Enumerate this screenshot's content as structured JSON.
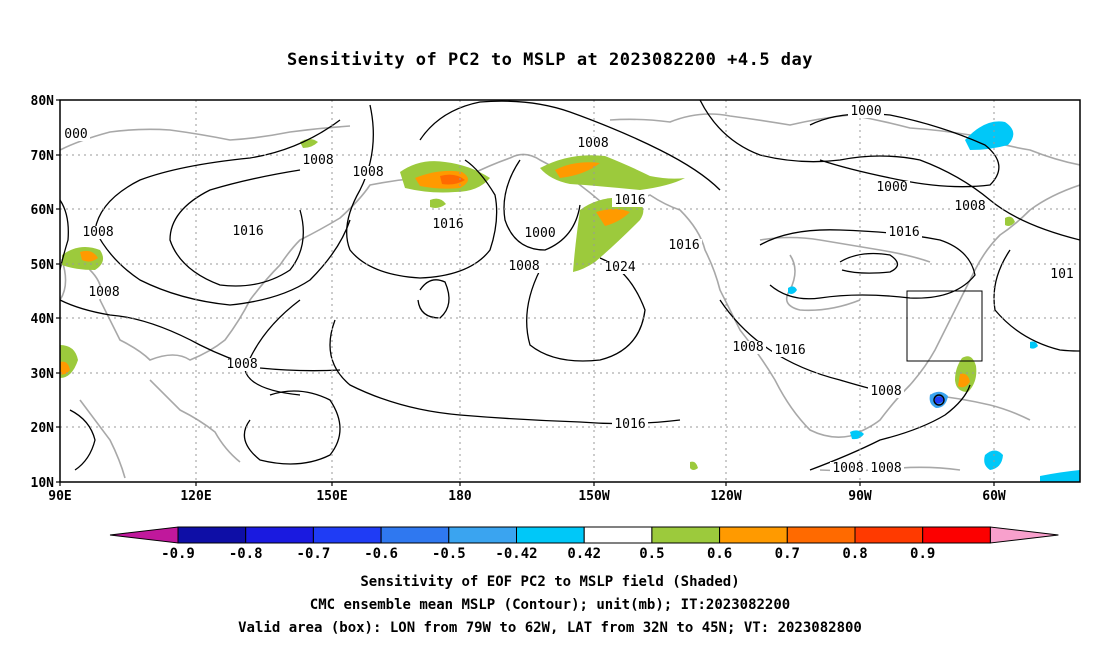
{
  "title": "Sensitivity of PC2 to MSLP at 2023082200 +4.5 day",
  "map": {
    "lat_labels": [
      "80N",
      "70N",
      "60N",
      "50N",
      "40N",
      "30N",
      "20N",
      "10N"
    ],
    "lon_labels": [
      "90E",
      "120E",
      "150E",
      "180",
      "150W",
      "120W",
      "90W",
      "60W"
    ],
    "contour_labels": [
      {
        "text": "000"
      },
      {
        "text": "1008"
      },
      {
        "text": "1008"
      },
      {
        "text": "1008"
      },
      {
        "text": "1008"
      },
      {
        "text": "1016"
      },
      {
        "text": "1016"
      },
      {
        "text": "1008"
      },
      {
        "text": "1016"
      },
      {
        "text": "1000"
      },
      {
        "text": "1008"
      },
      {
        "text": "1024"
      },
      {
        "text": "1016"
      },
      {
        "text": "1008"
      },
      {
        "text": "1016"
      },
      {
        "text": "1016"
      },
      {
        "text": "1000"
      },
      {
        "text": "1000"
      },
      {
        "text": "1008"
      },
      {
        "text": "1016"
      },
      {
        "text": "101"
      },
      {
        "text": "1008"
      },
      {
        "text": "1008"
      },
      {
        "text": "1008"
      },
      {
        "text": "1008"
      }
    ],
    "valid_box": {
      "lon_west": "79W",
      "lon_east": "62W",
      "lat_south": "32N",
      "lat_north": "45N"
    }
  },
  "colorbar": {
    "labels": [
      "-0.9",
      "-0.8",
      "-0.7",
      "-0.6",
      "-0.5",
      "-0.42",
      "0.42",
      "0.5",
      "0.6",
      "0.7",
      "0.8",
      "0.9"
    ],
    "colors": [
      "#c0189c",
      "#0e0ea6",
      "#1a1ae0",
      "#1f3cf5",
      "#2f78f0",
      "#3aa4f0",
      "#00c8f8",
      "#ffffff",
      "#9cca3c",
      "#ff9a00",
      "#ff6a00",
      "#ff3a00",
      "#fc0000",
      "#f8a0cc"
    ]
  },
  "captions": {
    "line1": "Sensitivity of EOF PC2 to MSLP field (Shaded)",
    "line2": "CMC ensemble mean MSLP (Contour); unit(mb); IT:2023082200",
    "line3": "Valid area (box): LON from 79W to 62W, LAT from 32N to 45N; VT: 2023082800"
  }
}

[Your objective]
Repeat the records word for word. Any picture in them should be left out.

[Result for this task]
Enumerate this screenshot's content as structured JSON.
{
  "title": "Sensitivity of PC2 to MSLP at 2023082200 +4.5 day",
  "map": {
    "lat_labels": [
      "80N",
      "70N",
      "60N",
      "50N",
      "40N",
      "30N",
      "20N",
      "10N"
    ],
    "lon_labels": [
      "90E",
      "120E",
      "150E",
      "180",
      "150W",
      "120W",
      "90W",
      "60W"
    ],
    "contour_labels": [
      {
        "text": "000"
      },
      {
        "text": "1008"
      },
      {
        "text": "1008"
      },
      {
        "text": "1008"
      },
      {
        "text": "1008"
      },
      {
        "text": "1016"
      },
      {
        "text": "1016"
      },
      {
        "text": "1008"
      },
      {
        "text": "1016"
      },
      {
        "text": "1000"
      },
      {
        "text": "1008"
      },
      {
        "text": "1024"
      },
      {
        "text": "1016"
      },
      {
        "text": "1008"
      },
      {
        "text": "1016"
      },
      {
        "text": "1016"
      },
      {
        "text": "1000"
      },
      {
        "text": "1000"
      },
      {
        "text": "1008"
      },
      {
        "text": "1016"
      },
      {
        "text": "101"
      },
      {
        "text": "1008"
      },
      {
        "text": "1008"
      },
      {
        "text": "1008"
      },
      {
        "text": "1008"
      }
    ],
    "valid_box": {
      "lon_west": "79W",
      "lon_east": "62W",
      "lat_south": "32N",
      "lat_north": "45N"
    }
  },
  "colorbar": {
    "labels": [
      "-0.9",
      "-0.8",
      "-0.7",
      "-0.6",
      "-0.5",
      "-0.42",
      "0.42",
      "0.5",
      "0.6",
      "0.7",
      "0.8",
      "0.9"
    ],
    "colors": [
      "#c0189c",
      "#0e0ea6",
      "#1a1ae0",
      "#1f3cf5",
      "#2f78f0",
      "#3aa4f0",
      "#00c8f8",
      "#ffffff",
      "#9cca3c",
      "#ff9a00",
      "#ff6a00",
      "#ff3a00",
      "#fc0000",
      "#f8a0cc"
    ]
  },
  "captions": {
    "line1": "Sensitivity of EOF PC2 to MSLP field (Shaded)",
    "line2": "CMC ensemble mean MSLP (Contour); unit(mb); IT:2023082200",
    "line3": "Valid area (box): LON from 79W to 62W, LAT from 32N to 45N; VT: 2023082800"
  }
}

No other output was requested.